Records about charts and figures

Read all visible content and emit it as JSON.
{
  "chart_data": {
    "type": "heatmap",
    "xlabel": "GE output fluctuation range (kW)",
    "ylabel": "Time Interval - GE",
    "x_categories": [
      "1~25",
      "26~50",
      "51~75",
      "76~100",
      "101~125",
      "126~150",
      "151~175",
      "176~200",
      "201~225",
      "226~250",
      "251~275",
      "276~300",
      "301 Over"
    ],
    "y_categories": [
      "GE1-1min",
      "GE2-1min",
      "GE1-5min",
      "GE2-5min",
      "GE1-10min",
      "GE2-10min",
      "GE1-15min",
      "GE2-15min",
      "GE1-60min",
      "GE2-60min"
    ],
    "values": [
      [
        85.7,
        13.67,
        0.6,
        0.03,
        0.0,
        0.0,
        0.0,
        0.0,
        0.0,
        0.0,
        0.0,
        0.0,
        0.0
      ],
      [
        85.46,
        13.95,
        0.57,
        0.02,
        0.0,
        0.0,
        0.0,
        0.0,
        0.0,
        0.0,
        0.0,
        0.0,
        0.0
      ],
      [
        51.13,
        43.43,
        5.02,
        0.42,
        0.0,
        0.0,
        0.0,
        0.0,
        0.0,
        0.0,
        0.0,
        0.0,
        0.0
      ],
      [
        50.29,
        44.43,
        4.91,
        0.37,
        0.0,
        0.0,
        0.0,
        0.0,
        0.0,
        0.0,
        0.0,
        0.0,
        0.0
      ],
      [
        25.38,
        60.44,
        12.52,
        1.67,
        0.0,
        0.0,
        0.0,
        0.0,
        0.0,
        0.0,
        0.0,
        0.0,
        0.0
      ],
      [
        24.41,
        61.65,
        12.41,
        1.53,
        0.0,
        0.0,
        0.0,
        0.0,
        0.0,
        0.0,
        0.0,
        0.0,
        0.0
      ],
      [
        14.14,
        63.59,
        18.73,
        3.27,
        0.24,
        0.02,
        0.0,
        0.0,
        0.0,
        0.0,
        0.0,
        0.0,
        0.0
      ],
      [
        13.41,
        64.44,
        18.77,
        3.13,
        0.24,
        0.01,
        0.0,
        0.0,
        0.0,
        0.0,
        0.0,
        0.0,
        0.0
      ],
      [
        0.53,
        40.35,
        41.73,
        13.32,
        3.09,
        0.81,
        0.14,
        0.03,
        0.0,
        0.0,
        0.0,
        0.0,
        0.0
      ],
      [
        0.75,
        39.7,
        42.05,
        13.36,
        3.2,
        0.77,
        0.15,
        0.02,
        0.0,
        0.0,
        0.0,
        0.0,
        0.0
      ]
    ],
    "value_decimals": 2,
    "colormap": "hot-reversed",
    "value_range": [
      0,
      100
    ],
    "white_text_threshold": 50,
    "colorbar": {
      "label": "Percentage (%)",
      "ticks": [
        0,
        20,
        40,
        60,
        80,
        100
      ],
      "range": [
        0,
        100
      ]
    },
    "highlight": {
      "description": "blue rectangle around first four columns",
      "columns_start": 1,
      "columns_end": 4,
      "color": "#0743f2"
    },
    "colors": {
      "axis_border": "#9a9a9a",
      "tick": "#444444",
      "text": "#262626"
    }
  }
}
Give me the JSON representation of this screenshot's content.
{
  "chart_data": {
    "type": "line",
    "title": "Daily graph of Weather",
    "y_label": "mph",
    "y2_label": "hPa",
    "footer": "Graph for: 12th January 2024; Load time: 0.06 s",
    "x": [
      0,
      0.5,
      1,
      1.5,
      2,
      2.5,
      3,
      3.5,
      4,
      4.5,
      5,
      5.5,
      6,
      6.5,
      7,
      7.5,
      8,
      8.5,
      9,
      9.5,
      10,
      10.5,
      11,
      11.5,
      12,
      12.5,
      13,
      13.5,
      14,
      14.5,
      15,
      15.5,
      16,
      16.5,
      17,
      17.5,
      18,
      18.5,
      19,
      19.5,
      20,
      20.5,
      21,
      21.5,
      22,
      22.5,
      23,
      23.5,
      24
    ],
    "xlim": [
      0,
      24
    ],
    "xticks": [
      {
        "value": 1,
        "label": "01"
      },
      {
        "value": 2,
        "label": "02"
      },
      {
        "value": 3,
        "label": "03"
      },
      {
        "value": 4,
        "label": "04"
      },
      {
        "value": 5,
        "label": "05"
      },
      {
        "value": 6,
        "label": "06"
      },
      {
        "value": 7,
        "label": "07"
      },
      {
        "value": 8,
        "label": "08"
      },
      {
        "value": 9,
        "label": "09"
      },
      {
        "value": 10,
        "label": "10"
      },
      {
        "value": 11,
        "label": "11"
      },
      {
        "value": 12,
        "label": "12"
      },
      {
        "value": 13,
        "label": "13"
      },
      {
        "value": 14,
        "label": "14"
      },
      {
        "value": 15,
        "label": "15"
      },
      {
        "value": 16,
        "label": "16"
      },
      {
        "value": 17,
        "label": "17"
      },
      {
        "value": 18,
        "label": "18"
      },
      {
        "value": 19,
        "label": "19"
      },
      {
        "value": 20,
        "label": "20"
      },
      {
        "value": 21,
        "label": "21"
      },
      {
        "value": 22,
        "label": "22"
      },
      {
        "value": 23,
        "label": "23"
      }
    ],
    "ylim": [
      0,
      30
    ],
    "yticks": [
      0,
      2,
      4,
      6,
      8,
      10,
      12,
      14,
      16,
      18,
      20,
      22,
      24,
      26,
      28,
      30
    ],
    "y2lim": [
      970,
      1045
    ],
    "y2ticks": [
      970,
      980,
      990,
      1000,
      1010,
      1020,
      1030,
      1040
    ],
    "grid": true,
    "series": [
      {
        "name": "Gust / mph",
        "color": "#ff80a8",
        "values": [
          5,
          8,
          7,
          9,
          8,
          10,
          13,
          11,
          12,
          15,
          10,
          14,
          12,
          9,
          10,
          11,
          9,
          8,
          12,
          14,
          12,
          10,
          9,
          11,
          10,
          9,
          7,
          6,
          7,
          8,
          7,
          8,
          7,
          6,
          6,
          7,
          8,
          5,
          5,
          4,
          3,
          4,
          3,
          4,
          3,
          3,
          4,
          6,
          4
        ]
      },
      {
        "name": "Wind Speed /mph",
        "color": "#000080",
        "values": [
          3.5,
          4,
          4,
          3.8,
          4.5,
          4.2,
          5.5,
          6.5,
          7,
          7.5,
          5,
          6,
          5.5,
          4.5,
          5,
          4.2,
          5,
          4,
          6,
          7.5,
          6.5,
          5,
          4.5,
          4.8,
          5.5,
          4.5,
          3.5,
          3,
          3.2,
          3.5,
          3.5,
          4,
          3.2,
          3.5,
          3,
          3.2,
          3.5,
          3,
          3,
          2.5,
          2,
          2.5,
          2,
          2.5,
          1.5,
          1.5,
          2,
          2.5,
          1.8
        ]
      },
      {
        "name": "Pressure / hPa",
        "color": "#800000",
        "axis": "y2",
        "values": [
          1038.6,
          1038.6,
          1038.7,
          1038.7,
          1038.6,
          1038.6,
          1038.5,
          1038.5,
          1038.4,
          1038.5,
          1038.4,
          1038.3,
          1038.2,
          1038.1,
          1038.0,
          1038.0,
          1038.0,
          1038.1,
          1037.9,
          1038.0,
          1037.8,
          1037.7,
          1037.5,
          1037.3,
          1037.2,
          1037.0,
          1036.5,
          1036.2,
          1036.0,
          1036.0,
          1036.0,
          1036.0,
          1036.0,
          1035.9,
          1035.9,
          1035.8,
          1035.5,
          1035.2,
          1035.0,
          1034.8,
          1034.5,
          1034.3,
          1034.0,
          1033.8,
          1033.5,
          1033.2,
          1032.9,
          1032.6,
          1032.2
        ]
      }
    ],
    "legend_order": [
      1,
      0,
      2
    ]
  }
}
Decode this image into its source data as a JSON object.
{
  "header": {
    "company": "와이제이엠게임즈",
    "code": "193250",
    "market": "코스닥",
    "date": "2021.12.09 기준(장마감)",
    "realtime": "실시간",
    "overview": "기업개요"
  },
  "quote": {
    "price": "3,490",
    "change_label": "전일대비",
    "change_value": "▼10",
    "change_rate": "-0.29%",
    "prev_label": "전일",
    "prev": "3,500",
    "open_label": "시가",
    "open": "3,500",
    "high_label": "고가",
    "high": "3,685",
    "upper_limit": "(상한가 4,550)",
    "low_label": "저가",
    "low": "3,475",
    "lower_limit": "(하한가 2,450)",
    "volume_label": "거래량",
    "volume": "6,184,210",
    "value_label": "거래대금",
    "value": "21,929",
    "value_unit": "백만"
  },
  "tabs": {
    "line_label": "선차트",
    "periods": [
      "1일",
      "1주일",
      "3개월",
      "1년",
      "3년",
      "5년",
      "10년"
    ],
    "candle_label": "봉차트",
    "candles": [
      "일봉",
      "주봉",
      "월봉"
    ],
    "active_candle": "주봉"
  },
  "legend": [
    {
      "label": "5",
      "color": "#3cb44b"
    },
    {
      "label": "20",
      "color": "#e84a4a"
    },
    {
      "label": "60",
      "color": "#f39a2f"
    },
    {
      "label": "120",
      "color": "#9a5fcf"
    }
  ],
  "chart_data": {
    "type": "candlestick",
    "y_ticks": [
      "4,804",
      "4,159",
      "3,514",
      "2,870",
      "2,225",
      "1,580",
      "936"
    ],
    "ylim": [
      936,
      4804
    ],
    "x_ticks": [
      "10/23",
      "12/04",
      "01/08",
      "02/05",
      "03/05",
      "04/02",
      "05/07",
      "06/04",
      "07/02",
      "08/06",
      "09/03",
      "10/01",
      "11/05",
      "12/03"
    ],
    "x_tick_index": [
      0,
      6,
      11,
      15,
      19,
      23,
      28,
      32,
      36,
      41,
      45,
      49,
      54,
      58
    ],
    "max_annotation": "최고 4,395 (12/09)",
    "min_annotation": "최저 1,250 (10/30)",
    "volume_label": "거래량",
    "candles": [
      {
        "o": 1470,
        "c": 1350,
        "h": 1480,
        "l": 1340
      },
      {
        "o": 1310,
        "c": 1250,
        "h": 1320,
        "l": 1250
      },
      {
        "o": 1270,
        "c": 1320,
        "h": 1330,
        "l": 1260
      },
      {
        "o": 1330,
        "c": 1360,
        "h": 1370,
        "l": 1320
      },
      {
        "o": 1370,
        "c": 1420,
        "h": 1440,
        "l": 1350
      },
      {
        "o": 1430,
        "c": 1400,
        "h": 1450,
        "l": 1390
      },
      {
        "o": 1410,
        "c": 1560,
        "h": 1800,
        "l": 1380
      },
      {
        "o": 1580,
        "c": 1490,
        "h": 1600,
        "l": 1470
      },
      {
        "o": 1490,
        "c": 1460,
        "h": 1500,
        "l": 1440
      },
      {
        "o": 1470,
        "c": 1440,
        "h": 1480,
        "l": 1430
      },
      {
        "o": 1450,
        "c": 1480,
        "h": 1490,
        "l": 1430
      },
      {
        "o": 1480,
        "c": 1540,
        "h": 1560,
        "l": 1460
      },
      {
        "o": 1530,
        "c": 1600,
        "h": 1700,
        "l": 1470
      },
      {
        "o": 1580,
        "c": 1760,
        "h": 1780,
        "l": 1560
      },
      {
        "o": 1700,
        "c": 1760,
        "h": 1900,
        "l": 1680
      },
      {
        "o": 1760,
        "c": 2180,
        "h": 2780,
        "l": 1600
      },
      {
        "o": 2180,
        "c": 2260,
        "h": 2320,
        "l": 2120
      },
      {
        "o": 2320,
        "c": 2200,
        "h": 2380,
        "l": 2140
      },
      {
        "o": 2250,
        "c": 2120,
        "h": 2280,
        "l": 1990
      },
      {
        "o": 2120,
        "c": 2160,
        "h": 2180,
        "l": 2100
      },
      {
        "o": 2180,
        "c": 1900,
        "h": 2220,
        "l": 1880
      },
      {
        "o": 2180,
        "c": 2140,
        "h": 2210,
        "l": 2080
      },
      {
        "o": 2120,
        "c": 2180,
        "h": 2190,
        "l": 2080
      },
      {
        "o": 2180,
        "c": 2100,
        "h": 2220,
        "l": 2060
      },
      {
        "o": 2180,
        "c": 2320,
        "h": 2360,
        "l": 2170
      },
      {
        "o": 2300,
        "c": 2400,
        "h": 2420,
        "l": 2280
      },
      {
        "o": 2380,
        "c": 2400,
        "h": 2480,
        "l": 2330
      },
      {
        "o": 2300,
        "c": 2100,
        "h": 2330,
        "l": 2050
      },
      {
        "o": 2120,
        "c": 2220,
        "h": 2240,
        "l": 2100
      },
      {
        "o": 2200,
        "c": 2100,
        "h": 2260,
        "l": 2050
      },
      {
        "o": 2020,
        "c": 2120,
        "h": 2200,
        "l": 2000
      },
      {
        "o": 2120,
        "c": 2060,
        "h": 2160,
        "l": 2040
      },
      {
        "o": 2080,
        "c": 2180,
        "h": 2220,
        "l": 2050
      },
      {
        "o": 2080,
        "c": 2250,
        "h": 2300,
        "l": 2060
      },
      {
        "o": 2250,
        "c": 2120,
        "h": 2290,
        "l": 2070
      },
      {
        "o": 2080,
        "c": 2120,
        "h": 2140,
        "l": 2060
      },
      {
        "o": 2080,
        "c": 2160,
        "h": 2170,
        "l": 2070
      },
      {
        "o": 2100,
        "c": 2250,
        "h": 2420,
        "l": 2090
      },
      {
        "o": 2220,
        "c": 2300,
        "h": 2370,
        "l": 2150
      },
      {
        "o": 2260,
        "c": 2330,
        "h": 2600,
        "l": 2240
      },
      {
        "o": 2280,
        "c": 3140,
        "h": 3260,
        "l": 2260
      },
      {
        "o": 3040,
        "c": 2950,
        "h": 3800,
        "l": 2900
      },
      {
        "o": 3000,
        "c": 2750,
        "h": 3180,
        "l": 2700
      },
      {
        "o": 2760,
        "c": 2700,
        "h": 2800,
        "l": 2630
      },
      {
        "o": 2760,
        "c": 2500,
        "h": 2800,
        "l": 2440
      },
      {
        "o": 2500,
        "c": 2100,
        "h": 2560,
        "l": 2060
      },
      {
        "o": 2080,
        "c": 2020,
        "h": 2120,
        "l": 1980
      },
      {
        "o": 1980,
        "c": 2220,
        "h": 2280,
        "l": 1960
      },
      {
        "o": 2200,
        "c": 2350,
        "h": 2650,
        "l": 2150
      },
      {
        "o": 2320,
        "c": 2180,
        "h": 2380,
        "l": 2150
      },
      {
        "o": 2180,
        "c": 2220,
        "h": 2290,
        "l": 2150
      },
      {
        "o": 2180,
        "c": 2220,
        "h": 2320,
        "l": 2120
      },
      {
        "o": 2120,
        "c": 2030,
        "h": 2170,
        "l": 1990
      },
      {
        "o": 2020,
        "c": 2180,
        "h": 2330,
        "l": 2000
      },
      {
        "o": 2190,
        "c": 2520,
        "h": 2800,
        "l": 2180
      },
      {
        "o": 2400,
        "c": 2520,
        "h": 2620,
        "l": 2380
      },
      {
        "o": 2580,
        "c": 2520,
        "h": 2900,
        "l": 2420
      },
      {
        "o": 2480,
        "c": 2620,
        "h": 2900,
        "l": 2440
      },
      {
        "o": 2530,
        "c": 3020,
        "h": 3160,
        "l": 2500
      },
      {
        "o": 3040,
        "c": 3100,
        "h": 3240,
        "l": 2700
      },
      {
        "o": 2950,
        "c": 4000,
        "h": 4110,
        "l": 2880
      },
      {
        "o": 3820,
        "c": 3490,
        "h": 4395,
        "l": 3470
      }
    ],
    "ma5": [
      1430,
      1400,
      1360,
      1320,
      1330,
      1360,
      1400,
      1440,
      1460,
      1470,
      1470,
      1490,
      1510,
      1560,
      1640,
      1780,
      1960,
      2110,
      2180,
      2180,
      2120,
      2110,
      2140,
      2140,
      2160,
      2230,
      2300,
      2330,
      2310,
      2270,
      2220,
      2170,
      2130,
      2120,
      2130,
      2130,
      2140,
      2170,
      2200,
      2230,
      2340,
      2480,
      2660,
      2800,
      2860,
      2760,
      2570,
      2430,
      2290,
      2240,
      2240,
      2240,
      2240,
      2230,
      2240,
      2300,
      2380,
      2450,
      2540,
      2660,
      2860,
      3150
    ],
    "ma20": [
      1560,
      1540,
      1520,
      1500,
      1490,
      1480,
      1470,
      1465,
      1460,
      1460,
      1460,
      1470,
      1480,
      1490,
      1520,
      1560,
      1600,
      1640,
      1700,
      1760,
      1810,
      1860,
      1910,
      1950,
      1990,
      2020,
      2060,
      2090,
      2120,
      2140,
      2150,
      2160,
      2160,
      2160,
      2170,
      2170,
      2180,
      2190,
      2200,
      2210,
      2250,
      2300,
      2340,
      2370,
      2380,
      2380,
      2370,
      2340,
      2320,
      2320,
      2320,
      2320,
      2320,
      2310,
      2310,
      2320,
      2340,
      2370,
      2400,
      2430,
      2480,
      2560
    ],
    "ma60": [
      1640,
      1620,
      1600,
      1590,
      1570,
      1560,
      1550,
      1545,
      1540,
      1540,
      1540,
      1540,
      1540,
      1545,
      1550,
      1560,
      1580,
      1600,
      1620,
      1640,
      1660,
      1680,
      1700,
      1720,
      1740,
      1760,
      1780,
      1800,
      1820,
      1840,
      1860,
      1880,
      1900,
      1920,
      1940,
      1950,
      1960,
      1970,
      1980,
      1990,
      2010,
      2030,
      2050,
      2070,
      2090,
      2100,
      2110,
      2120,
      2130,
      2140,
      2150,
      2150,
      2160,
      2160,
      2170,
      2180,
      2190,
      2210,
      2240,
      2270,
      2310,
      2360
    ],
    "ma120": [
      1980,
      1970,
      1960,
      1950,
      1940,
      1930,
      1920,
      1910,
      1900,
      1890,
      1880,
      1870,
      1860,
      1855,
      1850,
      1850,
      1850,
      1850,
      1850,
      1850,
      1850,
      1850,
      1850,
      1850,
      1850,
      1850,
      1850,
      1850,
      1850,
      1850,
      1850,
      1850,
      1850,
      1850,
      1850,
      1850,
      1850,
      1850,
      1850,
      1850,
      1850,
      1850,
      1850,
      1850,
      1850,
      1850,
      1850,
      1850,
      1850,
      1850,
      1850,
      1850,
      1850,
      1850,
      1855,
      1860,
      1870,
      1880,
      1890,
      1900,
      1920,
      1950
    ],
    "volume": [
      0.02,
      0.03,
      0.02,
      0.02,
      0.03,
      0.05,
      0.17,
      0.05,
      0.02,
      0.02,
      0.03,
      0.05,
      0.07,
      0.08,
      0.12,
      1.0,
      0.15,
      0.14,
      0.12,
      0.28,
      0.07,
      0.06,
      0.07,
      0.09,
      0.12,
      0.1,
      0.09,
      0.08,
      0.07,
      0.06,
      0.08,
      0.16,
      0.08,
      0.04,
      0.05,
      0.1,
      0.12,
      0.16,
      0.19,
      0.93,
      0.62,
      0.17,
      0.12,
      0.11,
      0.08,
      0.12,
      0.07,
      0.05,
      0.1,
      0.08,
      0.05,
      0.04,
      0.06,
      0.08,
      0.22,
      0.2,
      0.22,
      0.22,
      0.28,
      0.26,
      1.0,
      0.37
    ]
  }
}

» **Problem statement**: Find and copy every line in the entries above where the string "type" occurs.

» **Full answer**:
    "type": "heatmap",
    "type": "line",
    "type": "candlestick",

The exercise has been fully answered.